**Directive**
List every line in this data where the string "desc" occurs.

**Supplied entries**
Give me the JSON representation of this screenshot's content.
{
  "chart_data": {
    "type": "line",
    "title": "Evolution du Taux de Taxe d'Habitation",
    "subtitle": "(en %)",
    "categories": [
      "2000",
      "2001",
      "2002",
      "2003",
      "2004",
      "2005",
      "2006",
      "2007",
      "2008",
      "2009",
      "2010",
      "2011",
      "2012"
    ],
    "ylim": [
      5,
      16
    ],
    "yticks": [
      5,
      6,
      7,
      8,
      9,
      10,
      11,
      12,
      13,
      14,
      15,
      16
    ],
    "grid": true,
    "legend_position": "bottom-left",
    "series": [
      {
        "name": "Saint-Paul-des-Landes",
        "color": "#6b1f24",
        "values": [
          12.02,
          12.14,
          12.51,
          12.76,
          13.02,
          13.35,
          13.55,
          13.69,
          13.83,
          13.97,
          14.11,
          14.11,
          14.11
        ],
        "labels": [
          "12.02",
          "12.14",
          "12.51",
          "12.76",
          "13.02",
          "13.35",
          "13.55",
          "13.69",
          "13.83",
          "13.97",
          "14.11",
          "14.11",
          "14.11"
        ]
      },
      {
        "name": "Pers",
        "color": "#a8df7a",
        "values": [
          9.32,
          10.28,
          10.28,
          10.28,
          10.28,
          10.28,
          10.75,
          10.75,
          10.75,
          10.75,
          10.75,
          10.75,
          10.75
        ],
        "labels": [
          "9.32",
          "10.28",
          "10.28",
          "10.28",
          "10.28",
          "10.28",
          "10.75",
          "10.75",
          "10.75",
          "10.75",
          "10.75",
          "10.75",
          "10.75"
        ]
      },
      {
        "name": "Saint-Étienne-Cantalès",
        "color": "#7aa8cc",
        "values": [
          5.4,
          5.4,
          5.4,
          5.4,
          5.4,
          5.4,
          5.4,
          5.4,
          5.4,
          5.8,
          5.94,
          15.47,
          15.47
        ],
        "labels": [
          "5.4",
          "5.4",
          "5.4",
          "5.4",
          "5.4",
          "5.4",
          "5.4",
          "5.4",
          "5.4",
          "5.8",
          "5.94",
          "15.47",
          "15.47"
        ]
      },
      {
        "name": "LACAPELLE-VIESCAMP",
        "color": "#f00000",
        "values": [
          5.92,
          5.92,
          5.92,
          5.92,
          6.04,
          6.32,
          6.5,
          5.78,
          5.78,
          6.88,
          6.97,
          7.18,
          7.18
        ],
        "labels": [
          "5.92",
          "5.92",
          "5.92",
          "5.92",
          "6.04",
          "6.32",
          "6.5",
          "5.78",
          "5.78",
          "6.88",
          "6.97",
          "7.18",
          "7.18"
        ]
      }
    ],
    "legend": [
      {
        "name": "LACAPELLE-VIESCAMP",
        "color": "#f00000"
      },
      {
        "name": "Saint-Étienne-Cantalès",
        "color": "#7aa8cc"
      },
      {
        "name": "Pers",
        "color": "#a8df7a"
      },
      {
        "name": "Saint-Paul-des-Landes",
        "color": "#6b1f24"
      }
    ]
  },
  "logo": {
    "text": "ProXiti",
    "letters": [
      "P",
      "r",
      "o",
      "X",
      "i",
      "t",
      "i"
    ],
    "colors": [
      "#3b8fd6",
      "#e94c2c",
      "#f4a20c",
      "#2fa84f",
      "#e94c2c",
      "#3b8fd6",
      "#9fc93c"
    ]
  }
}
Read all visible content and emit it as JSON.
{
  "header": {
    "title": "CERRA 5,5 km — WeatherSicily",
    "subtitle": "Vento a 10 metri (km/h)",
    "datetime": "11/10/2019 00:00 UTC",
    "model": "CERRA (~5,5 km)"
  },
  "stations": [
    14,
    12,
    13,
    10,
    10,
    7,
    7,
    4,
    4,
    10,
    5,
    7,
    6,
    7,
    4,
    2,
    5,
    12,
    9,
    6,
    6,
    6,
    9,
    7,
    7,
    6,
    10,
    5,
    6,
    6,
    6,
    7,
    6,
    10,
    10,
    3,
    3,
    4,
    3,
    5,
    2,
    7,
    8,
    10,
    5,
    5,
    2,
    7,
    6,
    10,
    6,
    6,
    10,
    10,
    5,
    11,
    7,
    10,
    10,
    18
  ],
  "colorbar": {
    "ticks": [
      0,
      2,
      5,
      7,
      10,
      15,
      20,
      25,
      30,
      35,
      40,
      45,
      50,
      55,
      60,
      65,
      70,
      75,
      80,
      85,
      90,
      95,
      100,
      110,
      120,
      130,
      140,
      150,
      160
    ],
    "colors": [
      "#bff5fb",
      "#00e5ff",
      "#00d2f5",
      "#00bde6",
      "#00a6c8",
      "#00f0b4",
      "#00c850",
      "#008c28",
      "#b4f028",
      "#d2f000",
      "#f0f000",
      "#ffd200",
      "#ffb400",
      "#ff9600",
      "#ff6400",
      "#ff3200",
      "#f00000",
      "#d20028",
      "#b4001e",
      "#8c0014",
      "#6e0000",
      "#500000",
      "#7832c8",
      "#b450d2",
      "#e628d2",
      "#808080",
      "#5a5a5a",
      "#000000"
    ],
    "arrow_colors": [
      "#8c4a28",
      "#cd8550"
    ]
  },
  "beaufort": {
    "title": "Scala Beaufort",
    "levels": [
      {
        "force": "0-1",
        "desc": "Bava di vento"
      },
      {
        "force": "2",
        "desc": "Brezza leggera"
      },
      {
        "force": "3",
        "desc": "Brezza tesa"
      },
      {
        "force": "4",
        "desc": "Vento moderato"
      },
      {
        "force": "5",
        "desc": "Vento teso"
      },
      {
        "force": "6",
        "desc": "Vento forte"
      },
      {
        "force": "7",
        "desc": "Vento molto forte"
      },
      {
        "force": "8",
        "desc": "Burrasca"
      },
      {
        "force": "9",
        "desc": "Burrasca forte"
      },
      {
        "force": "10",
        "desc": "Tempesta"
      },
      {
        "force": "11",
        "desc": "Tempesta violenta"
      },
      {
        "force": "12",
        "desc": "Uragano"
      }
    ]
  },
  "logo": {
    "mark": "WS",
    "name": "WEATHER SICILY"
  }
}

**Finished task**
        "desc": "Bava di vento"
        "desc": "Brezza leggera"
        "desc": "Brezza tesa"
        "desc": "Vento moderato"
        "desc": "Vento teso"
        "desc": "Vento forte"
        "desc": "Vento molto forte"
        "desc": "Burrasca"
        "desc": "Burrasca forte"
        "desc": "Tempesta"
        "desc": "Tempesta violenta"
        "desc": "Uragano"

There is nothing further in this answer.